Below are entries to be transcribed exactly; exclude the pictures from the copy.

- - -

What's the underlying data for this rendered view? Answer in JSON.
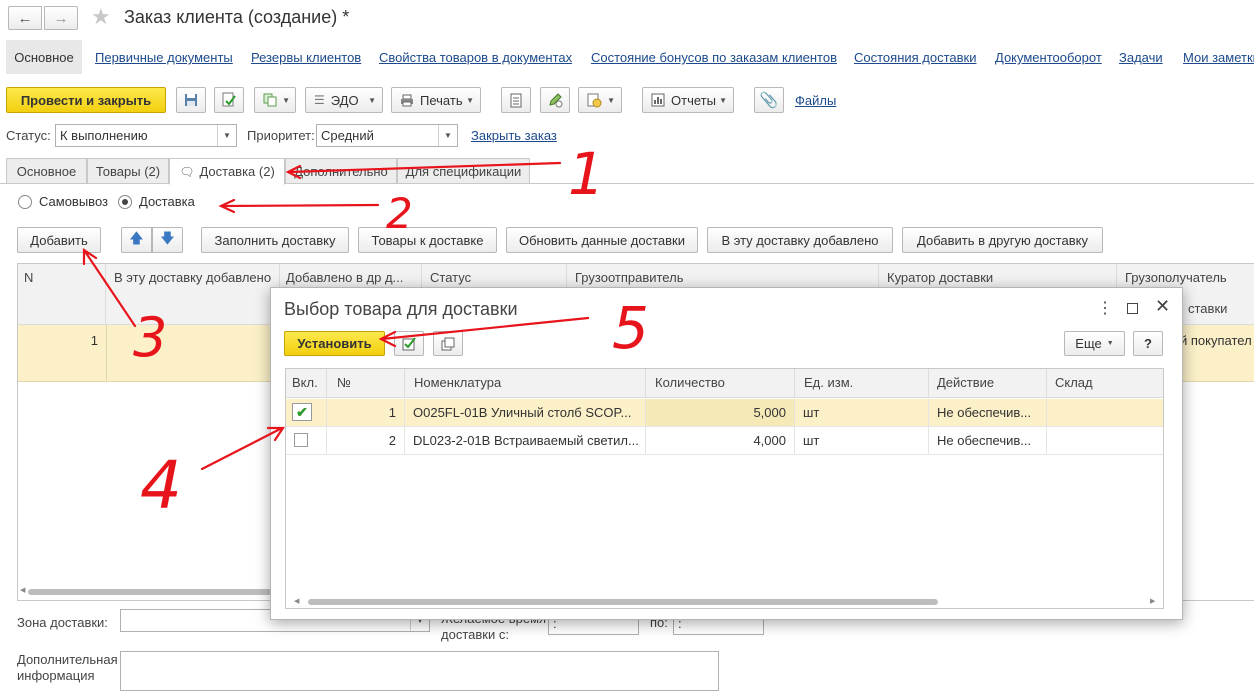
{
  "window": {
    "title": "Заказ клиента (создание) *"
  },
  "nav": {
    "items": [
      "Основное",
      "Первичные документы",
      "Резервы клиентов",
      "Свойства товаров в документах",
      "Состояние бонусов по заказам клиентов",
      "Состояния доставки",
      "Документооборот",
      "Задачи",
      "Мои заметки"
    ]
  },
  "toolbar": {
    "post_close": "Провести и закрыть",
    "edo": "ЭДО",
    "print": "Печать",
    "reports": "Отчеты",
    "files": "Файлы"
  },
  "status_row": {
    "status_label": "Статус:",
    "status_value": "К выполнению",
    "priority_label": "Приоритет:",
    "priority_value": "Средний",
    "close_order": "Закрыть заказ"
  },
  "tabs": [
    "Основное",
    "Товары (2)",
    "Доставка (2)",
    "Дополнительно",
    "Для спецификации"
  ],
  "delivery": {
    "pickup": "Самовывоз",
    "delivery": "Доставка",
    "selected": "Доставка"
  },
  "delivery_toolbar": {
    "add": "Добавить",
    "fill": "Заполнить доставку",
    "goods_to_delivery": "Товары к доставке",
    "update_data": "Обновить данные доставки",
    "added_to_this": "В эту доставку добавлено",
    "add_to_other": "Добавить в другую доставку"
  },
  "main_table": {
    "columns": [
      "N",
      "В эту доставку добавлено",
      "Добавлено в др д...",
      "Статус",
      "Грузоотправитель",
      "Куратор доставки",
      "Грузополучатель"
    ],
    "row": {
      "n": "1"
    },
    "peek_header": "ставки",
    "peek_cell": "й покупател"
  },
  "bottom": {
    "zone_label": "Зона доставки:",
    "time_label_1": "Желаемое время",
    "time_label_2": "доставки с:",
    "to_label": "по:",
    "time_from": ":",
    "time_to": ":",
    "extra_label_1": "Дополнительная",
    "extra_label_2": "информация"
  },
  "dialog": {
    "title": "Выбор товара для доставки",
    "set_button": "Установить",
    "more": "Еще",
    "help": "?",
    "columns": [
      "Вкл.",
      "№",
      "Номенклатура",
      "Количество",
      "Ед. изм.",
      "Действие",
      "Склад"
    ],
    "rows": [
      {
        "checked": true,
        "n": "1",
        "item": "O025FL-01B Уличный столб SCOP...",
        "qty": "5,000",
        "unit": "шт",
        "action": "Не обеспечив...",
        "warehouse": ""
      },
      {
        "checked": false,
        "n": "2",
        "item": "DL023-2-01B Встраиваемый светил...",
        "qty": "4,000",
        "unit": "шт",
        "action": "Не обеспечив...",
        "warehouse": ""
      }
    ]
  },
  "annotations": {
    "n1": "1",
    "n2": "2",
    "n3": "3",
    "n4": "4",
    "n5": "5"
  },
  "colors": {
    "accent_yellow": "#f5d327",
    "link": "#1c4a8c",
    "row_highlight": "#fbf0c8",
    "annotation": "#e8141b"
  }
}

- - -

** Response **
What's the underlying data for this rendered view? Answer in JSON.
{
  "window": {
    "title": "Заказ клиента (создание) *"
  },
  "nav": {
    "items": [
      "Основное",
      "Первичные документы",
      "Резервы клиентов",
      "Свойства товаров в документах",
      "Состояние бонусов по заказам клиентов",
      "Состояния доставки",
      "Документооборот",
      "Задачи",
      "Мои заметки"
    ]
  },
  "toolbar": {
    "post_close": "Провести и закрыть",
    "edo": "ЭДО",
    "print": "Печать",
    "reports": "Отчеты",
    "files": "Файлы"
  },
  "status_row": {
    "status_label": "Статус:",
    "status_value": "К выполнению",
    "priority_label": "Приоритет:",
    "priority_value": "Средний",
    "close_order": "Закрыть заказ"
  },
  "tabs": [
    "Основное",
    "Товары (2)",
    "Доставка (2)",
    "Дополнительно",
    "Для спецификации"
  ],
  "delivery": {
    "pickup": "Самовывоз",
    "delivery": "Доставка",
    "selected": "Доставка"
  },
  "delivery_toolbar": {
    "add": "Добавить",
    "fill": "Заполнить доставку",
    "goods_to_delivery": "Товары к доставке",
    "update_data": "Обновить данные доставки",
    "added_to_this": "В эту доставку добавлено",
    "add_to_other": "Добавить в другую доставку"
  },
  "main_table": {
    "columns": [
      "N",
      "В эту доставку добавлено",
      "Добавлено в др д...",
      "Статус",
      "Грузоотправитель",
      "Куратор доставки",
      "Грузополучатель"
    ],
    "row": {
      "n": "1"
    },
    "peek_header": "ставки",
    "peek_cell": "й покупател"
  },
  "bottom": {
    "zone_label": "Зона доставки:",
    "time_label_1": "Желаемое время",
    "time_label_2": "доставки с:",
    "to_label": "по:",
    "time_from": ":",
    "time_to": ":",
    "extra_label_1": "Дополнительная",
    "extra_label_2": "информация"
  },
  "dialog": {
    "title": "Выбор товара для доставки",
    "set_button": "Установить",
    "more": "Еще",
    "help": "?",
    "columns": [
      "Вкл.",
      "№",
      "Номенклатура",
      "Количество",
      "Ед. изм.",
      "Действие",
      "Склад"
    ],
    "rows": [
      {
        "checked": true,
        "n": "1",
        "item": "O025FL-01B Уличный столб SCOP...",
        "qty": "5,000",
        "unit": "шт",
        "action": "Не обеспечив...",
        "warehouse": ""
      },
      {
        "checked": false,
        "n": "2",
        "item": "DL023-2-01B Встраиваемый светил...",
        "qty": "4,000",
        "unit": "шт",
        "action": "Не обеспечив...",
        "warehouse": ""
      }
    ]
  },
  "annotations": {
    "n1": "1",
    "n2": "2",
    "n3": "3",
    "n4": "4",
    "n5": "5"
  },
  "colors": {
    "accent_yellow": "#f5d327",
    "link": "#1c4a8c",
    "row_highlight": "#fbf0c8",
    "annotation": "#e8141b"
  }
}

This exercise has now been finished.